▶ **REQUIRED TASK**: Set each entry down verbatim, omitting images.

▶ **RECORDS FOR PROCESSING**:
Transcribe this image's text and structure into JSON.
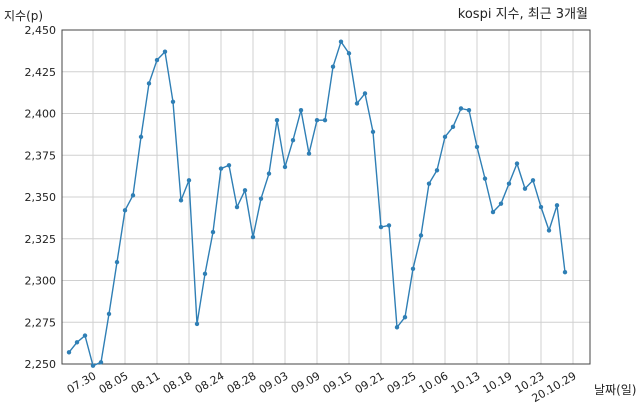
{
  "chart_data": {
    "type": "line",
    "title": "kospi 지수, 최근 3개월",
    "xlabel": "날짜(일)",
    "ylabel": "지수(p)",
    "ylim": [
      2250,
      2450
    ],
    "yticks": [
      "2,250",
      "2,275",
      "2,300",
      "2,325",
      "2,350",
      "2,375",
      "2,400",
      "2,425",
      "2,450"
    ],
    "ytick_values": [
      2250,
      2275,
      2300,
      2325,
      2350,
      2375,
      2400,
      2425,
      2450
    ],
    "xtick_labels": [
      "07.30",
      "08.05",
      "08.11",
      "08.18",
      "08.24",
      "08.28",
      "09.03",
      "09.09",
      "09.15",
      "09.21",
      "09.25",
      "10.06",
      "10.13",
      "10.19",
      "10.23",
      "20.10.29"
    ],
    "xtick_index": [
      3,
      7,
      11,
      15,
      19,
      23,
      27,
      31,
      35,
      39,
      43,
      47,
      51,
      55,
      59,
      63
    ],
    "grid": true,
    "color": "#2f7fb5",
    "series": [
      {
        "name": "",
        "values": [
          2257,
          2263,
          2267,
          2249,
          2251,
          2280,
          2311,
          2342,
          2351,
          2386,
          2418,
          2432,
          2437,
          2407,
          2348,
          2360,
          2274,
          2304,
          2329,
          2367,
          2369,
          2344,
          2354,
          2326,
          2349,
          2364,
          2396,
          2368,
          2384,
          2402,
          2376,
          2396,
          2396,
          2428,
          2443,
          2436,
          2406,
          2412,
          2389,
          2332,
          2333,
          2272,
          2278,
          2307,
          2327,
          2358,
          2366,
          2386,
          2392,
          2403,
          2402,
          2380,
          2361,
          2341,
          2346,
          2358,
          2370,
          2355,
          2360,
          2344,
          2330,
          2345,
          2305
        ]
      }
    ]
  }
}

▶ **THE ANSWER**:
Transcribe this image's text and structure into JSON.
{
  "chart_data": {
    "type": "line",
    "title": "kospi 지수, 최근 3개월",
    "xlabel": "날짜(일)",
    "ylabel": "지수(p)",
    "ylim": [
      2250,
      2450
    ],
    "yticks": [
      "2,250",
      "2,275",
      "2,300",
      "2,325",
      "2,350",
      "2,375",
      "2,400",
      "2,425",
      "2,450"
    ],
    "ytick_values": [
      2250,
      2275,
      2300,
      2325,
      2350,
      2375,
      2400,
      2425,
      2450
    ],
    "xtick_labels": [
      "07.30",
      "08.05",
      "08.11",
      "08.18",
      "08.24",
      "08.28",
      "09.03",
      "09.09",
      "09.15",
      "09.21",
      "09.25",
      "10.06",
      "10.13",
      "10.19",
      "10.23",
      "20.10.29"
    ],
    "xtick_index": [
      3,
      7,
      11,
      15,
      19,
      23,
      27,
      31,
      35,
      39,
      43,
      47,
      51,
      55,
      59,
      63
    ],
    "grid": true,
    "color": "#2f7fb5",
    "series": [
      {
        "name": "",
        "values": [
          2257,
          2263,
          2267,
          2249,
          2251,
          2280,
          2311,
          2342,
          2351,
          2386,
          2418,
          2432,
          2437,
          2407,
          2348,
          2360,
          2274,
          2304,
          2329,
          2367,
          2369,
          2344,
          2354,
          2326,
          2349,
          2364,
          2396,
          2368,
          2384,
          2402,
          2376,
          2396,
          2396,
          2428,
          2443,
          2436,
          2406,
          2412,
          2389,
          2332,
          2333,
          2272,
          2278,
          2307,
          2327,
          2358,
          2366,
          2386,
          2392,
          2403,
          2402,
          2380,
          2361,
          2341,
          2346,
          2358,
          2370,
          2355,
          2360,
          2344,
          2330,
          2345,
          2305
        ]
      }
    ]
  }
}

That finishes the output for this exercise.